→ **SHORT TASK**: Reproduce every line of the material below verbatim, omitting the pictures.

→ **SUPPLIED DATA**:
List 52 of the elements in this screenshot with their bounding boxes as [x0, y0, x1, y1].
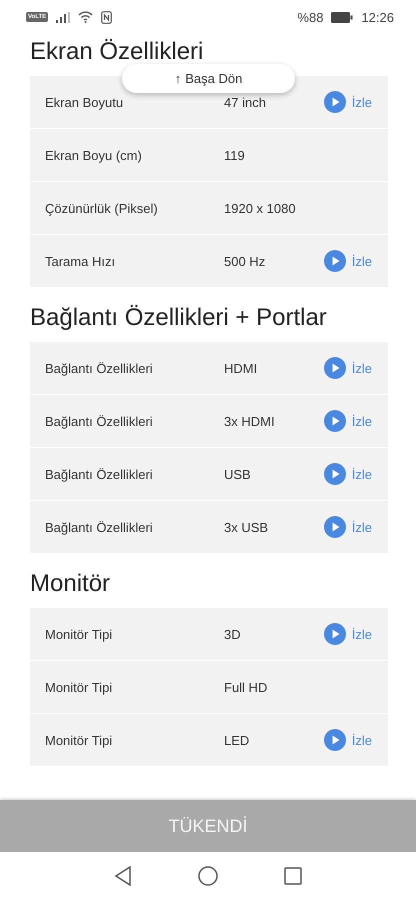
recents-icon[interactable] — [284, 867, 302, 885]
watch-button[interactable]: İzle — [324, 410, 372, 432]
nfc-icon — [101, 10, 112, 24]
play-icon — [324, 410, 346, 432]
watch-button[interactable]: İzle — [324, 463, 372, 485]
back-icon[interactable] — [114, 866, 132, 886]
play-icon — [324, 623, 346, 645]
home-icon[interactable] — [198, 866, 218, 886]
spec-label: Monitör Tipi — [45, 732, 114, 748]
spec-label: Çözünürlük (Piksel) — [45, 200, 159, 216]
play-icon — [324, 250, 346, 272]
spec-label: Bağlantı Özellikleri — [45, 520, 154, 534]
back-to-top-button[interactable]: ↑ Başa Dön — [122, 64, 295, 93]
spec-label: Bağlantı Özellikleri — [45, 466, 154, 482]
play-icon — [324, 357, 346, 379]
spec-label: Monitör Tipi — [45, 680, 114, 694]
spec-label: Tarama Hızı — [45, 254, 116, 268]
signal-icon — [56, 12, 70, 22]
spec-value: 3x HDMI — [224, 414, 276, 428]
play-icon — [324, 516, 346, 538]
watch-button[interactable]: İzle — [324, 357, 372, 379]
battery-icon — [331, 12, 354, 22]
section-heading: Bağlantı Özellikleri + Portlar — [30, 303, 328, 333]
spec-label: Ekran Boyu (cm) — [45, 148, 143, 162]
spec-value: USB — [224, 466, 252, 482]
play-icon — [324, 463, 346, 485]
spec-value: LED — [224, 732, 250, 748]
watch-button[interactable]: İzle — [324, 729, 372, 751]
spec-value: 500 Hz — [224, 254, 266, 268]
play-icon — [324, 91, 346, 113]
section-heading: Ekran Özellikleri — [30, 37, 204, 67]
spec-label: Monitör Tipi — [45, 626, 114, 642]
watch-button[interactable]: İzle — [324, 623, 372, 645]
spec-label: Bağlantı Özellikleri — [45, 360, 154, 376]
spec-value: HDMI — [224, 360, 258, 376]
spec-value: 3x USB — [224, 520, 270, 534]
clock-time: 12:26 — [361, 10, 394, 24]
watch-button[interactable]: İzle — [324, 91, 372, 113]
watch-button[interactable]: İzle — [324, 250, 372, 272]
section-heading: Monitör — [30, 569, 112, 599]
spec-value: 1920 x 1080 — [224, 200, 297, 216]
spec-label: Ekran Boyutu — [45, 94, 124, 110]
spec-value: 119 — [224, 148, 246, 162]
spec-label: Bağlantı Özellikleri — [45, 414, 154, 428]
spec-value: 3D — [224, 626, 242, 642]
spec-value: 47 inch — [224, 94, 267, 110]
spec-value: Full HD — [224, 680, 268, 694]
battery-percent: %88 — [297, 10, 324, 24]
wifi-icon — [78, 11, 94, 23]
watch-button[interactable]: İzle — [324, 516, 372, 538]
play-icon — [324, 729, 346, 751]
sold-out-button[interactable]: TÜKENDİ — [0, 800, 416, 852]
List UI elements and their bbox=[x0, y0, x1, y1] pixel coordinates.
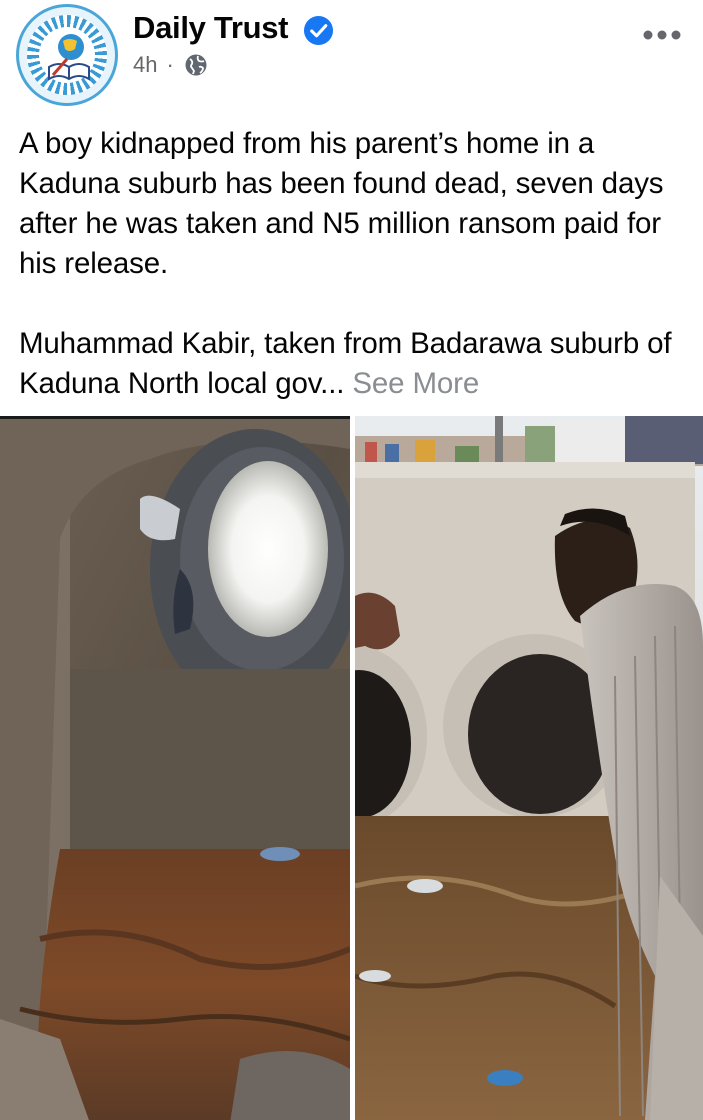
post-paragraph-text: Muhammad Kabir, taken from Badarawa subu… bbox=[19, 327, 672, 400]
post-photo-right[interactable] bbox=[355, 416, 703, 1120]
post-header: Daily Trust 4h · bbox=[0, 0, 703, 112]
post-paragraph: Muhammad Kabir, taken from Badarawa subu… bbox=[19, 324, 689, 404]
page-name[interactable]: Daily Trust bbox=[133, 10, 289, 46]
post-photo-left[interactable] bbox=[0, 416, 350, 1120]
page-avatar[interactable] bbox=[16, 4, 118, 106]
logo-globe-book-icon bbox=[48, 34, 90, 81]
meta-separator: · bbox=[166, 52, 174, 77]
more-options-icon[interactable] bbox=[642, 28, 682, 42]
photo-grid bbox=[0, 416, 703, 1120]
globe-icon bbox=[185, 54, 207, 76]
post-text: A boy kidnapped from his parent’s home i… bbox=[19, 124, 689, 404]
culvert-exterior-photo bbox=[355, 416, 703, 1120]
see-more-link[interactable]: See More bbox=[352, 367, 479, 400]
post-meta: 4h · bbox=[133, 51, 208, 79]
verified-badge-icon bbox=[303, 15, 334, 46]
culvert-interior-photo bbox=[0, 419, 350, 1120]
post-paragraph: A boy kidnapped from his parent’s home i… bbox=[19, 127, 664, 280]
post-timestamp[interactable]: 4h bbox=[133, 52, 157, 78]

→ **OUTPUT OF THE TASK**:
List 52 of the elements in this screenshot with their bounding boxes as [x0, y0, x1, y1].
recents-icon[interactable] — [284, 867, 302, 885]
watch-button[interactable]: İzle — [324, 410, 372, 432]
nfc-icon — [101, 10, 112, 24]
play-icon — [324, 410, 346, 432]
watch-button[interactable]: İzle — [324, 463, 372, 485]
back-icon[interactable] — [114, 866, 132, 886]
play-icon — [324, 623, 346, 645]
home-icon[interactable] — [198, 866, 218, 886]
spec-label: Monitör Tipi — [45, 732, 114, 748]
spec-label: Çözünürlük (Piksel) — [45, 200, 159, 216]
play-icon — [324, 250, 346, 272]
spec-label: Bağlantı Özellikleri — [45, 520, 154, 534]
back-to-top-button[interactable]: ↑ Başa Dön — [122, 64, 295, 93]
spec-label: Bağlantı Özellikleri — [45, 466, 154, 482]
play-icon — [324, 357, 346, 379]
spec-label: Monitör Tipi — [45, 680, 114, 694]
spec-label: Tarama Hızı — [45, 254, 116, 268]
signal-icon — [56, 12, 70, 22]
spec-value: 3x HDMI — [224, 414, 276, 428]
play-icon — [324, 516, 346, 538]
watch-button[interactable]: İzle — [324, 357, 372, 379]
battery-icon — [331, 12, 354, 22]
section-heading: Bağlantı Özellikleri + Portlar — [30, 303, 328, 333]
spec-label: Ekran Boyu (cm) — [45, 148, 143, 162]
spec-value: USB — [224, 466, 252, 482]
play-icon — [324, 463, 346, 485]
spec-value: LED — [224, 732, 250, 748]
watch-button[interactable]: İzle — [324, 729, 372, 751]
spec-value: 500 Hz — [224, 254, 266, 268]
play-icon — [324, 91, 346, 113]
section-heading: Ekran Özellikleri — [30, 37, 204, 67]
spec-label: Monitör Tipi — [45, 626, 114, 642]
watch-button[interactable]: İzle — [324, 623, 372, 645]
spec-label: Bağlantı Özellikleri — [45, 360, 154, 376]
spec-value: HDMI — [224, 360, 258, 376]
spec-value: 3x USB — [224, 520, 270, 534]
clock-time: 12:26 — [361, 10, 394, 24]
watch-button[interactable]: İzle — [324, 91, 372, 113]
watch-button[interactable]: İzle — [324, 250, 372, 272]
section-heading: Monitör — [30, 569, 112, 599]
spec-value: 1920 x 1080 — [224, 200, 297, 216]
spec-label: Ekran Boyutu — [45, 94, 124, 110]
spec-value: 119 — [224, 148, 246, 162]
spec-label: Bağlantı Özellikleri — [45, 414, 154, 428]
spec-value: 3D — [224, 626, 242, 642]
spec-value: 47 inch — [224, 94, 267, 110]
spec-value: Full HD — [224, 680, 268, 694]
battery-percent: %88 — [297, 10, 324, 24]
wifi-icon — [78, 11, 94, 23]
watch-button[interactable]: İzle — [324, 516, 372, 538]
play-icon — [324, 729, 346, 751]
sold-out-button[interactable]: TÜKENDİ — [0, 800, 416, 852]
List UI elements and their bbox=[x0, y0, x1, y1] pixel coordinates.
post-paragraph-text: Muhammad Kabir, taken from Badarawa subu… bbox=[19, 327, 672, 400]
post-photo-right[interactable] bbox=[355, 416, 703, 1120]
post-header: Daily Trust 4h · bbox=[0, 0, 703, 112]
post-paragraph: Muhammad Kabir, taken from Badarawa subu… bbox=[19, 324, 689, 404]
page-name[interactable]: Daily Trust bbox=[133, 10, 289, 46]
post-photo-left[interactable] bbox=[0, 416, 350, 1120]
page-avatar[interactable] bbox=[16, 4, 118, 106]
logo-globe-book-icon bbox=[48, 34, 90, 81]
meta-separator: · bbox=[166, 52, 174, 77]
more-options-icon[interactable] bbox=[642, 28, 682, 42]
photo-grid bbox=[0, 416, 703, 1120]
globe-icon bbox=[185, 54, 207, 76]
post-text: A boy kidnapped from his parent’s home i… bbox=[19, 124, 689, 404]
culvert-exterior-photo bbox=[355, 416, 703, 1120]
see-more-link[interactable]: See More bbox=[352, 367, 479, 400]
post-meta: 4h · bbox=[133, 51, 208, 79]
verified-badge-icon bbox=[303, 15, 334, 46]
culvert-interior-photo bbox=[0, 419, 350, 1120]
post-paragraph: A boy kidnapped from his parent’s home i… bbox=[19, 127, 664, 280]
post-timestamp[interactable]: 4h bbox=[133, 52, 157, 78]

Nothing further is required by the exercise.